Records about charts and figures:

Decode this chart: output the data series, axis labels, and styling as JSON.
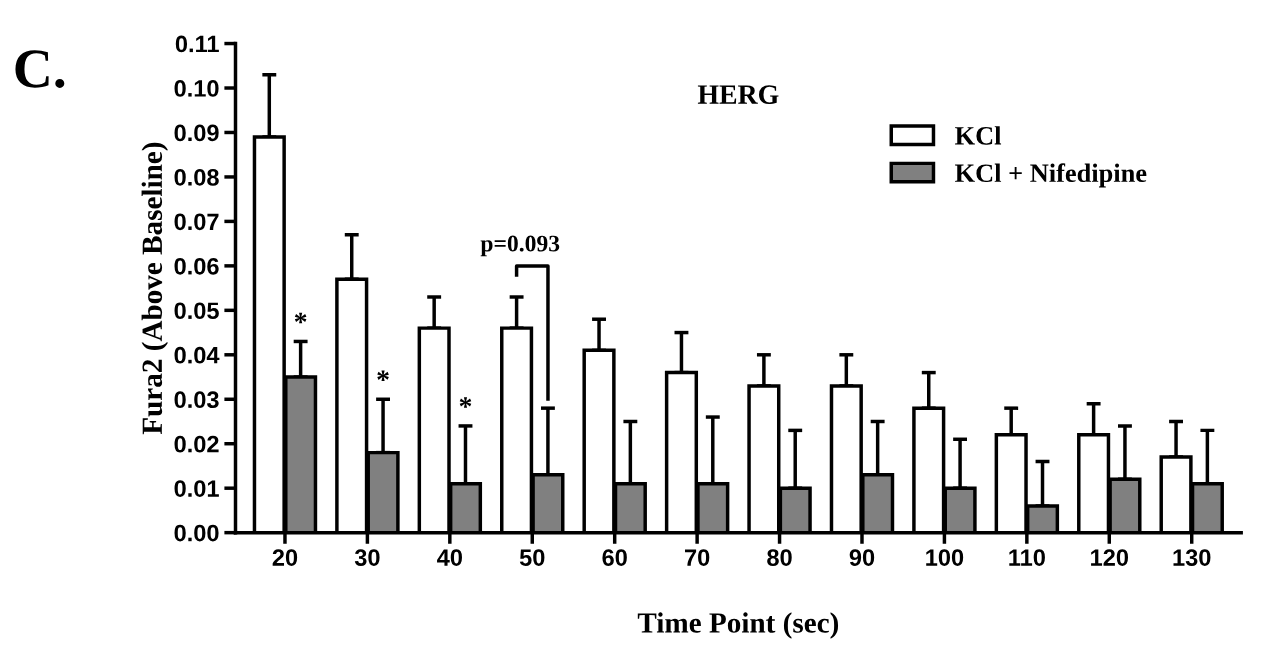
{
  "chart_data": {
    "type": "bar",
    "title": "HERG",
    "xlabel": "Time Point (sec)",
    "ylabel": "Fura2 (Above Baseline)",
    "categories": [
      "20",
      "30",
      "40",
      "50",
      "60",
      "70",
      "80",
      "90",
      "100",
      "110",
      "120",
      "130"
    ],
    "series": [
      {
        "name": "KCl",
        "color": "#ffffff",
        "values": [
          0.089,
          0.057,
          0.046,
          0.046,
          0.041,
          0.036,
          0.033,
          0.033,
          0.028,
          0.022,
          0.022,
          0.017
        ],
        "errors": [
          0.014,
          0.01,
          0.007,
          0.007,
          0.007,
          0.009,
          0.007,
          0.007,
          0.008,
          0.006,
          0.007,
          0.008
        ]
      },
      {
        "name": "KCl + Nifedipine",
        "color": "#808080",
        "values": [
          0.035,
          0.018,
          0.011,
          0.013,
          0.011,
          0.011,
          0.01,
          0.013,
          0.01,
          0.006,
          0.012,
          0.011
        ],
        "errors": [
          0.008,
          0.012,
          0.013,
          0.015,
          0.014,
          0.015,
          0.013,
          0.012,
          0.011,
          0.01,
          0.012,
          0.012
        ]
      }
    ],
    "ylim": [
      0,
      0.11
    ],
    "yticks": [
      {
        "value": 0,
        "label": "0.00"
      },
      {
        "value": 0.01,
        "label": "0.01"
      },
      {
        "value": 0.02,
        "label": "0.02"
      },
      {
        "value": 0.03,
        "label": "0.03"
      },
      {
        "value": 0.04,
        "label": "0.04"
      },
      {
        "value": 0.05,
        "label": "0.05"
      },
      {
        "value": 0.06,
        "label": "0.06"
      },
      {
        "value": 0.07,
        "label": "0.07"
      },
      {
        "value": 0.08,
        "label": "0.08"
      },
      {
        "value": 0.09,
        "label": "0.09"
      },
      {
        "value": 0.1,
        "label": "0.10"
      },
      {
        "value": 0.11,
        "label": "0.11"
      }
    ],
    "annotations": [
      "C.",
      {
        "text": "*",
        "x": "20",
        "y": 0.043
      },
      {
        "text": "*",
        "x": "30",
        "y": 0.03
      },
      {
        "text": "*",
        "x": "40",
        "y": 0.024
      },
      "p=0.093"
    ],
    "grid": false,
    "legend": "top right"
  }
}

§ Exercise prompt
Your job is to transcribe the entries above exactly; skip the pictures.

§ Task result
Decode this chart: output the data series, axis labels, and styling as JSON.
{
  "chart_data": {
    "type": "bar",
    "title": "HERG",
    "xlabel": "Time Point (sec)",
    "ylabel": "Fura2 (Above Baseline)",
    "categories": [
      "20",
      "30",
      "40",
      "50",
      "60",
      "70",
      "80",
      "90",
      "100",
      "110",
      "120",
      "130"
    ],
    "series": [
      {
        "name": "KCl",
        "color": "#ffffff",
        "values": [
          0.089,
          0.057,
          0.046,
          0.046,
          0.041,
          0.036,
          0.033,
          0.033,
          0.028,
          0.022,
          0.022,
          0.017
        ],
        "errors": [
          0.014,
          0.01,
          0.007,
          0.007,
          0.007,
          0.009,
          0.007,
          0.007,
          0.008,
          0.006,
          0.007,
          0.008
        ]
      },
      {
        "name": "KCl + Nifedipine",
        "color": "#808080",
        "values": [
          0.035,
          0.018,
          0.011,
          0.013,
          0.011,
          0.011,
          0.01,
          0.013,
          0.01,
          0.006,
          0.012,
          0.011
        ],
        "errors": [
          0.008,
          0.012,
          0.013,
          0.015,
          0.014,
          0.015,
          0.013,
          0.012,
          0.011,
          0.01,
          0.012,
          0.012
        ]
      }
    ],
    "ylim": [
      0,
      0.11
    ],
    "yticks": [
      {
        "value": 0,
        "label": "0.00"
      },
      {
        "value": 0.01,
        "label": "0.01"
      },
      {
        "value": 0.02,
        "label": "0.02"
      },
      {
        "value": 0.03,
        "label": "0.03"
      },
      {
        "value": 0.04,
        "label": "0.04"
      },
      {
        "value": 0.05,
        "label": "0.05"
      },
      {
        "value": 0.06,
        "label": "0.06"
      },
      {
        "value": 0.07,
        "label": "0.07"
      },
      {
        "value": 0.08,
        "label": "0.08"
      },
      {
        "value": 0.09,
        "label": "0.09"
      },
      {
        "value": 0.1,
        "label": "0.10"
      },
      {
        "value": 0.11,
        "label": "0.11"
      }
    ],
    "annotations": [
      "C.",
      {
        "text": "*",
        "x": "20",
        "y": 0.043
      },
      {
        "text": "*",
        "x": "30",
        "y": 0.03
      },
      {
        "text": "*",
        "x": "40",
        "y": 0.024
      },
      "p=0.093"
    ],
    "grid": false,
    "legend": "top right"
  }
}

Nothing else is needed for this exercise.